Records from a collection of figures
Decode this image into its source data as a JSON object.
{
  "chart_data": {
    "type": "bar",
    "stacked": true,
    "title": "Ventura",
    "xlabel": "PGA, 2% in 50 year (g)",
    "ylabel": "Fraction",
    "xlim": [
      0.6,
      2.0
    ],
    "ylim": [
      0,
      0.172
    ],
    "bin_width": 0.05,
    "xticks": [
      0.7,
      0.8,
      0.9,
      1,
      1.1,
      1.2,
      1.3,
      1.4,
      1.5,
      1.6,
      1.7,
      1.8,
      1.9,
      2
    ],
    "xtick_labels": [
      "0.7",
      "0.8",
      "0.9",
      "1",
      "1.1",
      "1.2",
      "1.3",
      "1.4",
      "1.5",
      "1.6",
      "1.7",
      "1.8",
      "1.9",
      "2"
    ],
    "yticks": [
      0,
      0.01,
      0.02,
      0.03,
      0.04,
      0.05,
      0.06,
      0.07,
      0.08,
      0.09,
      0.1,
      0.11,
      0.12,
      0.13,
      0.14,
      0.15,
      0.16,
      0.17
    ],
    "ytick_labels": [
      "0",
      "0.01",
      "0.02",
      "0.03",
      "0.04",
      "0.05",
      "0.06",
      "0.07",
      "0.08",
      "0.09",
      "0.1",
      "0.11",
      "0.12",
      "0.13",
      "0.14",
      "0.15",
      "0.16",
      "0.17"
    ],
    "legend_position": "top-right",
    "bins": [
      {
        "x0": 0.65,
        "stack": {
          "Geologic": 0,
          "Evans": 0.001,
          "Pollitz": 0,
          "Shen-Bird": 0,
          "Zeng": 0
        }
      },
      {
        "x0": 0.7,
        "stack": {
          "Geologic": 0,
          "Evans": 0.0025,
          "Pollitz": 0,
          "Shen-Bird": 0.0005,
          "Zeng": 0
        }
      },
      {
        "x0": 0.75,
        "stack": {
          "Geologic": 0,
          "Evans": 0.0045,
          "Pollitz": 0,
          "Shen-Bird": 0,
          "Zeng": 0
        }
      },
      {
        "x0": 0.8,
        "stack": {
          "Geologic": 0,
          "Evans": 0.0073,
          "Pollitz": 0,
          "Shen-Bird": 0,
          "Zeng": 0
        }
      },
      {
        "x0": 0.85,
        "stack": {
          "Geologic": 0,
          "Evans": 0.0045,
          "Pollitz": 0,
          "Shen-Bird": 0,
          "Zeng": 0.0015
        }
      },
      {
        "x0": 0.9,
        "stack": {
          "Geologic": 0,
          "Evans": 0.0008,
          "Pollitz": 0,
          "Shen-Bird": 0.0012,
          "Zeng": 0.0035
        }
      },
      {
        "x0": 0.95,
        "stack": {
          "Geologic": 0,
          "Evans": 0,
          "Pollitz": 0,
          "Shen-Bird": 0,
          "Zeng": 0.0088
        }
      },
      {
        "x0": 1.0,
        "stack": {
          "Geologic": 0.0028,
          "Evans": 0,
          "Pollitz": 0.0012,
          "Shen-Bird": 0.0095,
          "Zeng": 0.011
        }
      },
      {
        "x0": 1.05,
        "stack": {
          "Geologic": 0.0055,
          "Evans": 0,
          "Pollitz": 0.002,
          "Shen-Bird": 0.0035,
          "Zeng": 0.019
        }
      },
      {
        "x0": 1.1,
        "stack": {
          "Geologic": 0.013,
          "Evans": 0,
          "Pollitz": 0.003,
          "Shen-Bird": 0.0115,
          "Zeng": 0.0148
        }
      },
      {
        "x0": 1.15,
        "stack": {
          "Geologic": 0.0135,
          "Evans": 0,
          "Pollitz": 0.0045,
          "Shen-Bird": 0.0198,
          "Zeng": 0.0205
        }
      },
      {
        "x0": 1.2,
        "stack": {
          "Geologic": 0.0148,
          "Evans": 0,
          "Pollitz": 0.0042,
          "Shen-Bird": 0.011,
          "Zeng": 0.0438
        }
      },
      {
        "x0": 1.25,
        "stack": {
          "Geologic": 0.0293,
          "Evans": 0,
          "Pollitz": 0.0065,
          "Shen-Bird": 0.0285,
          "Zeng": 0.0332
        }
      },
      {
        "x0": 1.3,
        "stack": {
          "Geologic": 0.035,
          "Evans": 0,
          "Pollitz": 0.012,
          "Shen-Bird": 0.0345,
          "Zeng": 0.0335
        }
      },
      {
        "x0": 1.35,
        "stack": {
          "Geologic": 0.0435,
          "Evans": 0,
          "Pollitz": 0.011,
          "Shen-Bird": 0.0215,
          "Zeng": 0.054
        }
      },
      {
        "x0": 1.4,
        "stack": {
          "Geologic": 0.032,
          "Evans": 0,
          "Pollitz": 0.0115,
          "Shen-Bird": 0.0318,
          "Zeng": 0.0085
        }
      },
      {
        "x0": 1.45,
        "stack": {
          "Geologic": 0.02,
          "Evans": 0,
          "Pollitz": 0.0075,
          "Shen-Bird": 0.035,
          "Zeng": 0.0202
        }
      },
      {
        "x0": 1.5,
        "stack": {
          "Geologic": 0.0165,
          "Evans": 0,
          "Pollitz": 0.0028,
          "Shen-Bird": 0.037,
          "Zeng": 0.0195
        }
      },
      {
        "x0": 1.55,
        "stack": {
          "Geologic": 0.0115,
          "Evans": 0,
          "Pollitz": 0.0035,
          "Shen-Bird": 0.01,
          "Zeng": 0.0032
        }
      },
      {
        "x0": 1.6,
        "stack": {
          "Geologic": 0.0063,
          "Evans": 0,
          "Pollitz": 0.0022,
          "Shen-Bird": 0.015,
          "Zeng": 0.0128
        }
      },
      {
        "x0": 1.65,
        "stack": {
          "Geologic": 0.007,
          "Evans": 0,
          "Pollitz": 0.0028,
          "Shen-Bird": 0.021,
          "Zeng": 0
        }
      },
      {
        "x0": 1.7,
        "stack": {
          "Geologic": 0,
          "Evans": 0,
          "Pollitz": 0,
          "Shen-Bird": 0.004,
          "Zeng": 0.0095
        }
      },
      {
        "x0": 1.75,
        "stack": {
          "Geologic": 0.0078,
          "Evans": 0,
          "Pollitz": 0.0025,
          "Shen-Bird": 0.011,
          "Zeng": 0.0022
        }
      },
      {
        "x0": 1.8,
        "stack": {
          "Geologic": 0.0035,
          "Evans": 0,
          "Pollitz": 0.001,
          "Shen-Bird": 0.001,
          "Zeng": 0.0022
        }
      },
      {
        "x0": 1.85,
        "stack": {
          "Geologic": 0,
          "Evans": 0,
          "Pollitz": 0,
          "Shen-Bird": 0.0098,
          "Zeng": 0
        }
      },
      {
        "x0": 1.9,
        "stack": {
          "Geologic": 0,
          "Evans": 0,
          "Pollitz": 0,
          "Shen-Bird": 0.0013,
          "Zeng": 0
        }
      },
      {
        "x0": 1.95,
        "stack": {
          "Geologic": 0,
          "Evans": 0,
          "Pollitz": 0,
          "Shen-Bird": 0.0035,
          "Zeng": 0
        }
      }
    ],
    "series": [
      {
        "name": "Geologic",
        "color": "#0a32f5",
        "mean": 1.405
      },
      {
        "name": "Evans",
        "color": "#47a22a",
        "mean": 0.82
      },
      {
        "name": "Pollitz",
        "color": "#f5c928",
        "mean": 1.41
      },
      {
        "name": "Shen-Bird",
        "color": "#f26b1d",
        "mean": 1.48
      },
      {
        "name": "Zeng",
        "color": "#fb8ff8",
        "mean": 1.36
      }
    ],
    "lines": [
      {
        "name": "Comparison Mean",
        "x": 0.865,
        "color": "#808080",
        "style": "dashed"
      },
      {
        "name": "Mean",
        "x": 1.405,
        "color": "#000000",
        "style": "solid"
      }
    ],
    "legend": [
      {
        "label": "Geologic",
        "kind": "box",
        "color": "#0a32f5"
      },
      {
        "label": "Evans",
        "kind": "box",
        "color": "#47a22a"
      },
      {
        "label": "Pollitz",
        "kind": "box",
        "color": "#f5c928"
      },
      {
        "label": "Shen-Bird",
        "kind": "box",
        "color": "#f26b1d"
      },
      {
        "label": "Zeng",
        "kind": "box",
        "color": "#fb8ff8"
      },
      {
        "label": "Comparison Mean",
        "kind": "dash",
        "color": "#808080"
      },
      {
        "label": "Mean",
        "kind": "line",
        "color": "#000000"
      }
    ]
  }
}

§ **WORK INSTRUCTIONS**: Copy each line of the records that contains the word "Comparison".

§ **EXERCISE RESPONSE**:
        "name": "Comparison Mean",
        "label": "Comparison Mean",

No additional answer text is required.